● Exercise: Convert the lines running from the line with "What elements are" up to and including the line with "page-number: 1 [391, 1056, 402, 1074]" into a JSON list of strings, one per line, dropping any blank lines. Leave the pictures out of the answer.

● The input:
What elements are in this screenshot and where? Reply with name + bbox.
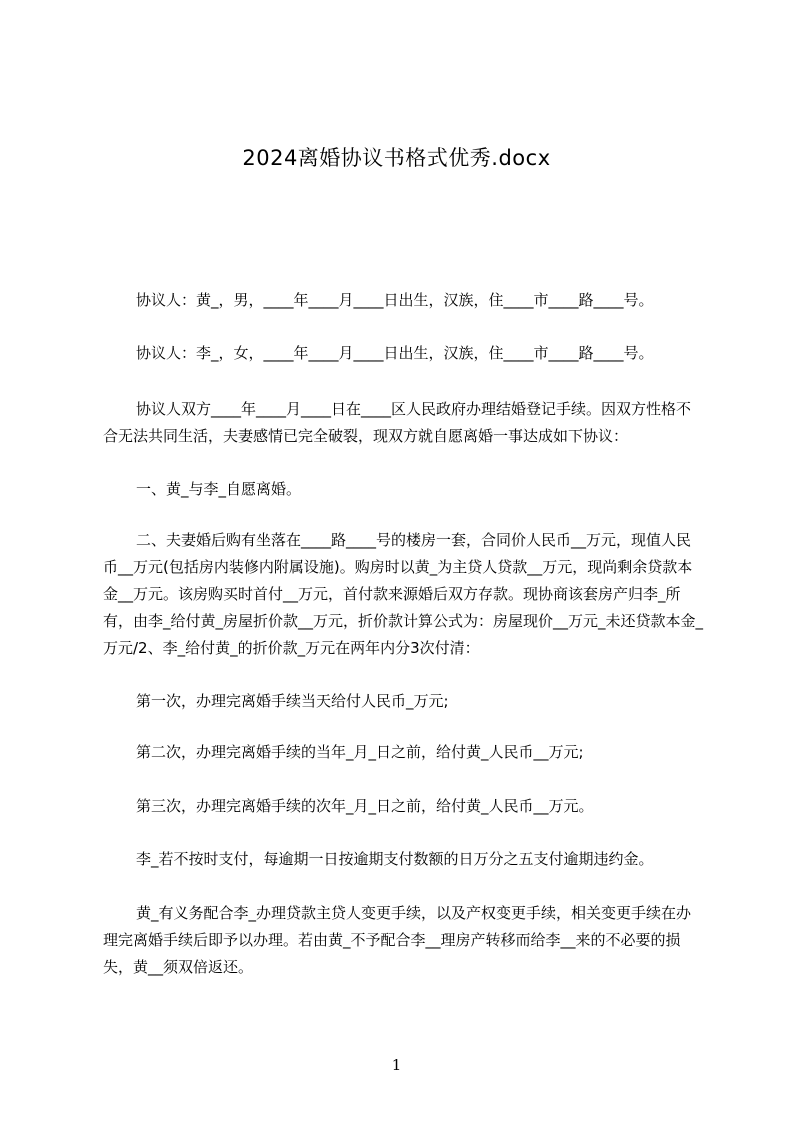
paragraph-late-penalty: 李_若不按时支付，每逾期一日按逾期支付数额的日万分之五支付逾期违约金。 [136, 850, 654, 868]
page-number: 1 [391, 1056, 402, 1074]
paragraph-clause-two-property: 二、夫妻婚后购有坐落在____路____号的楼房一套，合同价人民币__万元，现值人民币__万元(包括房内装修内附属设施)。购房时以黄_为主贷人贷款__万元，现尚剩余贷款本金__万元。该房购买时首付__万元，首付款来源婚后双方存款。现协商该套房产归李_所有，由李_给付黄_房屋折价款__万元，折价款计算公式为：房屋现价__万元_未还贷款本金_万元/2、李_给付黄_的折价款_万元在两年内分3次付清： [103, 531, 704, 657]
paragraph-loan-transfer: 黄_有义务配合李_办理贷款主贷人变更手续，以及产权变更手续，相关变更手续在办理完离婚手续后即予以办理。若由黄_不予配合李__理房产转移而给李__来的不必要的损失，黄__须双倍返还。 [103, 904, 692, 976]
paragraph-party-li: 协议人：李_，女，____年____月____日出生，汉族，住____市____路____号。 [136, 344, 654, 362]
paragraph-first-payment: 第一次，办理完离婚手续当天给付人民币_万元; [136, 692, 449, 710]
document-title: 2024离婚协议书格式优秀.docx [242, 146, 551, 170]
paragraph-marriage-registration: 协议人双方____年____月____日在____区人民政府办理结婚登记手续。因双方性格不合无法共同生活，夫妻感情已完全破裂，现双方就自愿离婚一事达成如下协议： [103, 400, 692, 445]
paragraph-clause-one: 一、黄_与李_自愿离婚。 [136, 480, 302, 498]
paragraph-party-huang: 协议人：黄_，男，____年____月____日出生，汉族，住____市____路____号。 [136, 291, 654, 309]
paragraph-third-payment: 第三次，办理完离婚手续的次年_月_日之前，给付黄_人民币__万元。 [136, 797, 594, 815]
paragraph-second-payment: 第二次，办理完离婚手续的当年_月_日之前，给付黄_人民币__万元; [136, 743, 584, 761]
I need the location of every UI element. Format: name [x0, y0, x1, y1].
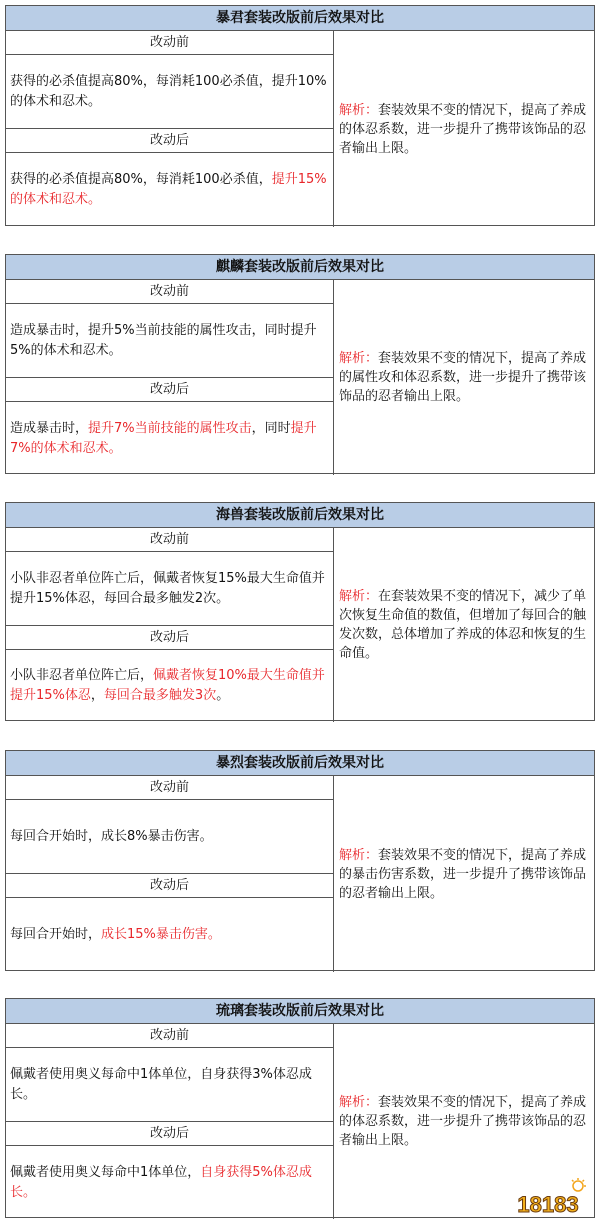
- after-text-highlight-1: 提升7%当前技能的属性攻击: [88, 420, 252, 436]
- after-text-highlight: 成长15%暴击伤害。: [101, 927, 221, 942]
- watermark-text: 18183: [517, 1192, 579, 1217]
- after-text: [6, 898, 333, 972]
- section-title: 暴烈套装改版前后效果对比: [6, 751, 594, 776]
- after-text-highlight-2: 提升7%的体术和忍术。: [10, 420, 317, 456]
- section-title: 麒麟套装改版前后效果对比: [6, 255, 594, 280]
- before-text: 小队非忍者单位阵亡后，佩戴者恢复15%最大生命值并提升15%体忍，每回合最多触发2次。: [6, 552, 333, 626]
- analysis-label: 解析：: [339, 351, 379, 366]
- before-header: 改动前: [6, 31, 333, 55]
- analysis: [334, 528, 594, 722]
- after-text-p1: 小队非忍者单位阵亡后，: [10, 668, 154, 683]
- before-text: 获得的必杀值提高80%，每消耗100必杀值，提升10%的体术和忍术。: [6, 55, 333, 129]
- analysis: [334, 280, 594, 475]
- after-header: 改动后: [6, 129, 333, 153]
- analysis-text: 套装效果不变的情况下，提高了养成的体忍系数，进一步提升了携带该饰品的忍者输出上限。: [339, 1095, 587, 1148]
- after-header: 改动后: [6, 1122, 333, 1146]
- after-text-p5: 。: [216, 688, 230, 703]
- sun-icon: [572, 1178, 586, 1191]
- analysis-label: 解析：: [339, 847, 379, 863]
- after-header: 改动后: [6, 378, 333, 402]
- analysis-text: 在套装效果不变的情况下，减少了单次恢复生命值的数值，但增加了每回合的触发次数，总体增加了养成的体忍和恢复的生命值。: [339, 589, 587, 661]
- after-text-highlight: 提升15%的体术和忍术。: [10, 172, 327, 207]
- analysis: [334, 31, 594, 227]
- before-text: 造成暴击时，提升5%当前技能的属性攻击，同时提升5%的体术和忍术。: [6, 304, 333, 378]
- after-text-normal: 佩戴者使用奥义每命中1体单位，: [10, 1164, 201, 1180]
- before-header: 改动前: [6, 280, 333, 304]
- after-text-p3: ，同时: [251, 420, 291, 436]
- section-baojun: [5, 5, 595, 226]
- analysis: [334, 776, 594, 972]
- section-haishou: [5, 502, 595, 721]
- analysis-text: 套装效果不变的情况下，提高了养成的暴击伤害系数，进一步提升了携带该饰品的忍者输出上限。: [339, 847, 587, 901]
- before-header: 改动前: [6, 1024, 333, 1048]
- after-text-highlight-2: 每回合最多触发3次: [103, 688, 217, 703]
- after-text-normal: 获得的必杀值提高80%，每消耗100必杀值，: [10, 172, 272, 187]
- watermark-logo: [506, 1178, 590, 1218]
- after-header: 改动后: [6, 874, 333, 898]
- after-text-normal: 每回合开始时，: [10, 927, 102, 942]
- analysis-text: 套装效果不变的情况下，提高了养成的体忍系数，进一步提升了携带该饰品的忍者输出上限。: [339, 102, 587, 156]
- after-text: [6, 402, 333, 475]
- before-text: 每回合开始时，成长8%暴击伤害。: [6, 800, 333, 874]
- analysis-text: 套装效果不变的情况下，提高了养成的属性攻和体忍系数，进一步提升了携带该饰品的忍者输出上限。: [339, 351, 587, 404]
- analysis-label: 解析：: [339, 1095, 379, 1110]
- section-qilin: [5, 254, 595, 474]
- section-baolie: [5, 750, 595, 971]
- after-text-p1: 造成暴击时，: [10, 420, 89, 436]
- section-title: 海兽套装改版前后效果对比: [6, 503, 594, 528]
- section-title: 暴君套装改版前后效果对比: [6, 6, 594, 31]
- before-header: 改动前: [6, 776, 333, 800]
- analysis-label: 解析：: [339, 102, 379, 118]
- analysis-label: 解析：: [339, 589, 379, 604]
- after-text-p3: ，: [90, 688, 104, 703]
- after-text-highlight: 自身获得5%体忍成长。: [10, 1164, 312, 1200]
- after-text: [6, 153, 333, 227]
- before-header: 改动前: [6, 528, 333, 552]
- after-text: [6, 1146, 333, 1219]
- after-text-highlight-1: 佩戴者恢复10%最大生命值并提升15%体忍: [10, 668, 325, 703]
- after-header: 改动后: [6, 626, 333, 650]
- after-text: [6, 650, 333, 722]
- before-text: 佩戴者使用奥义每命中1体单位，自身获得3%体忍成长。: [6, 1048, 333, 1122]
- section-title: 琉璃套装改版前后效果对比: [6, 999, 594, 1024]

==

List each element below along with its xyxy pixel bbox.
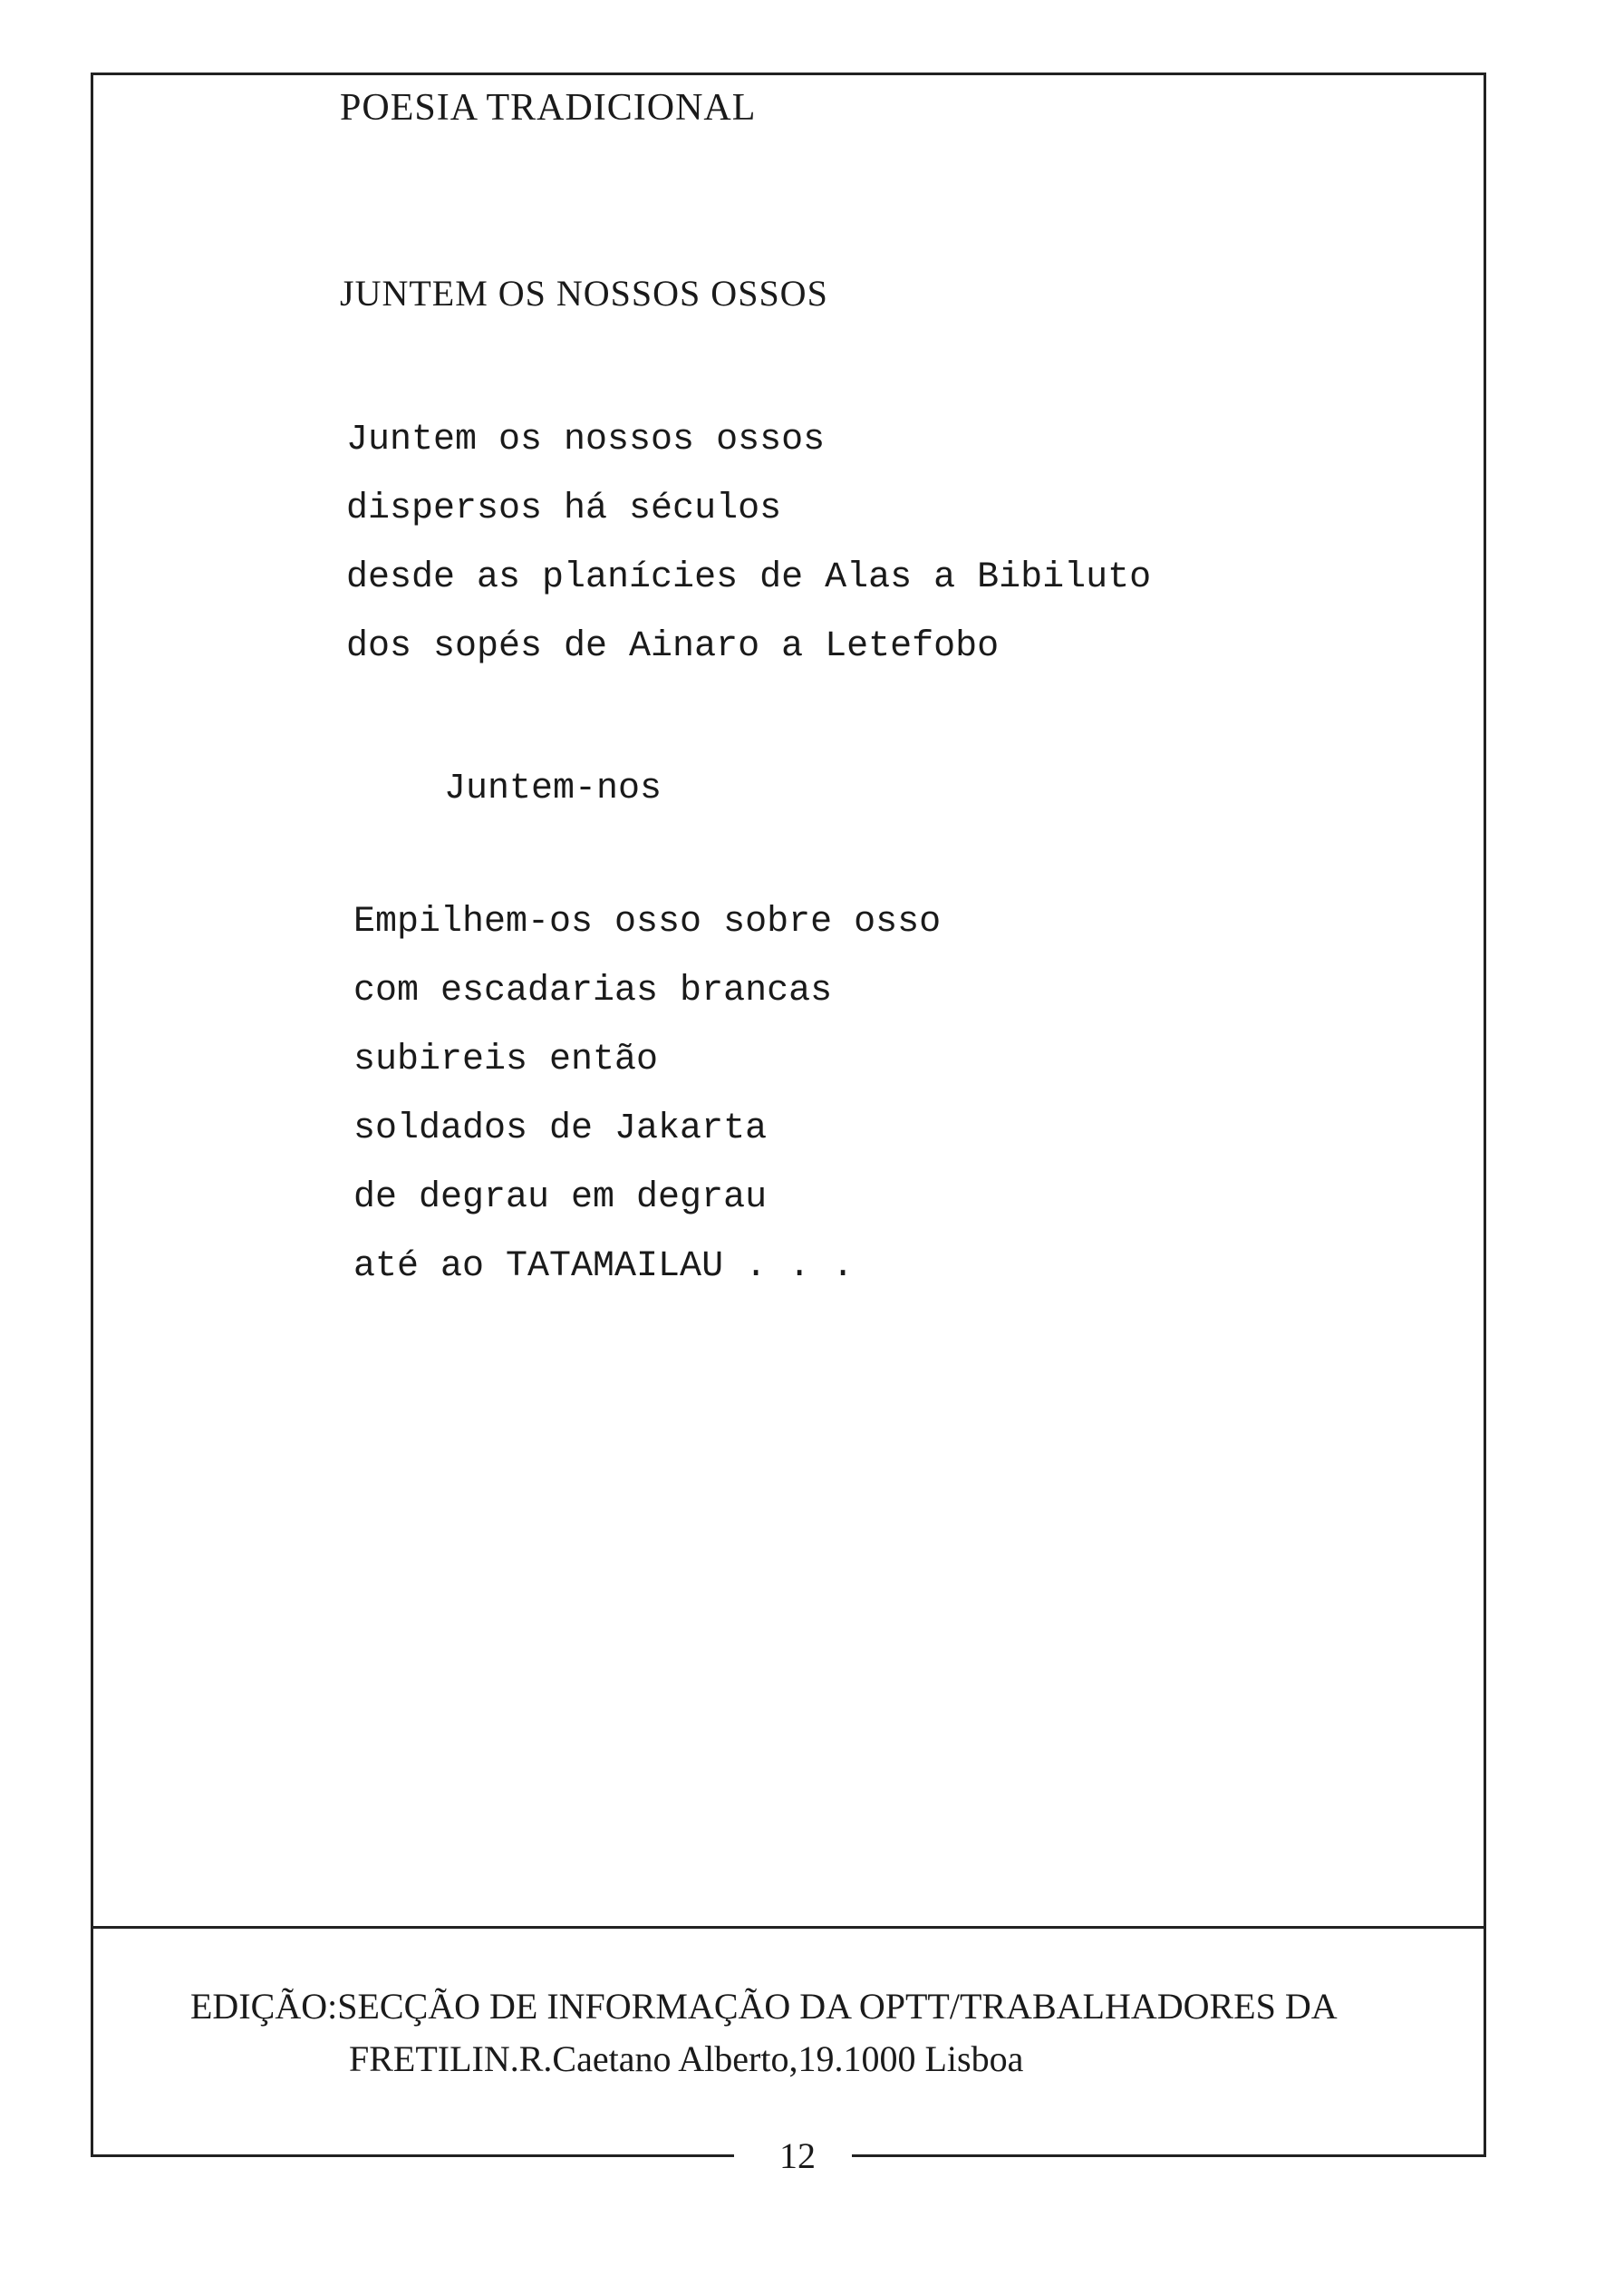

● Exercise answer:
[
  "What elements are in this screenshot and where? Reply with name + bbox.",
  "paragraph-late-penalty: 李_若不按时支付，每逾期一日按逾期支付数额的日万分之五支付逾期违约金。 [136, 850, 654, 868]",
  "page-number: 1 [391, 1056, 402, 1074]"
]